**GIVEN PROBLEM**.
Exactly repeat the material, dropping every picture from the copy.

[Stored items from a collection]
— START —

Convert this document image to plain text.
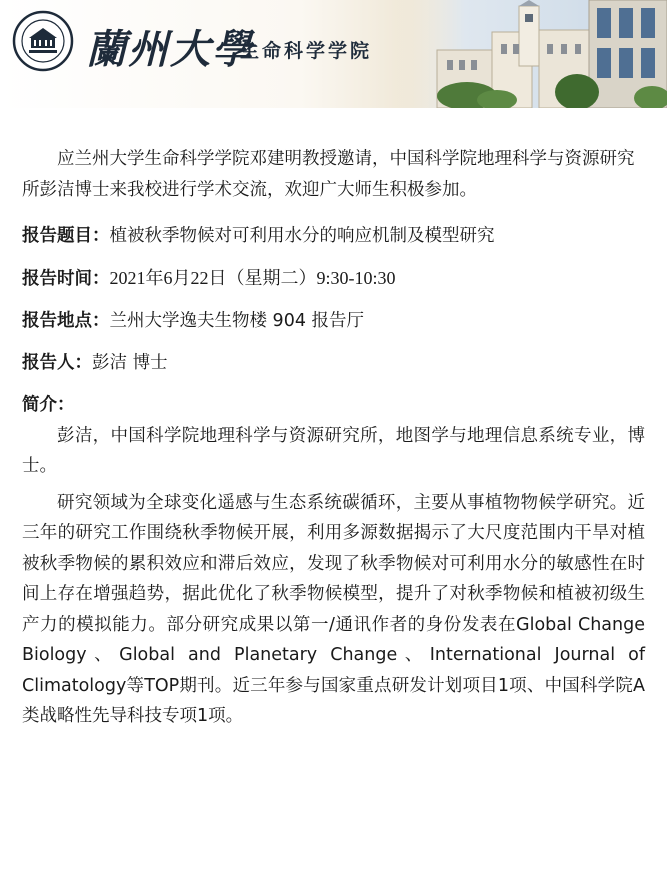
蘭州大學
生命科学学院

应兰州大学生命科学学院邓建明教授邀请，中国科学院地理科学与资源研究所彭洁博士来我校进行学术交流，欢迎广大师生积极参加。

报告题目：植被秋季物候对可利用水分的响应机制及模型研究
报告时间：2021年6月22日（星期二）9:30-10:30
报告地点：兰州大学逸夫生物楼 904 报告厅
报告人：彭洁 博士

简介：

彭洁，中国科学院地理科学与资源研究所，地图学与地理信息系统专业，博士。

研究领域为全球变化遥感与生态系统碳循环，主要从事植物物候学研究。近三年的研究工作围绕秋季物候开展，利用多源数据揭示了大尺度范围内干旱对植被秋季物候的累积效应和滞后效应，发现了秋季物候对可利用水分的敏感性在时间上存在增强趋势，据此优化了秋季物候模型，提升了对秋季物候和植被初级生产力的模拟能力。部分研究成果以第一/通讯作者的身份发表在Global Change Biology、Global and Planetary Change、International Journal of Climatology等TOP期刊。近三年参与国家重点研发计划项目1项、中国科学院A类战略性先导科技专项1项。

— END —

**RESULT FOR THIS TASK**.
Convert this document image to plain text.
蘭州大學
生命科学学院

应兰州大学生命科学学院邓建明教授邀请，中国科学院地理科学与资源研究所彭洁博士来我校进行学术交流，欢迎广大师生积极参加。

报告题目：植被秋季物候对可利用水分的响应机制及模型研究
报告时间：2021年6月22日（星期二）9:30-10:30
报告地点：兰州大学逸夫生物楼 904 报告厅
报告人：彭洁 博士

简介：

彭洁，中国科学院地理科学与资源研究所，地图学与地理信息系统专业，博士。

研究领域为全球变化遥感与生态系统碳循环，主要从事植物物候学研究。近三年的研究工作围绕秋季物候开展，利用多源数据揭示了大尺度范围内干旱对植被秋季物候的累积效应和滞后效应，发现了秋季物候对可利用水分的敏感性在时间上存在增强趋势，据此优化了秋季物候模型，提升了对秋季物候和植被初级生产力的模拟能力。部分研究成果以第一/通讯作者的身份发表在Global Change Biology、Global and Planetary Change、International Journal of Climatology等TOP期刊。近三年参与国家重点研发计划项目1项、中国科学院A类战略性先导科技专项1项。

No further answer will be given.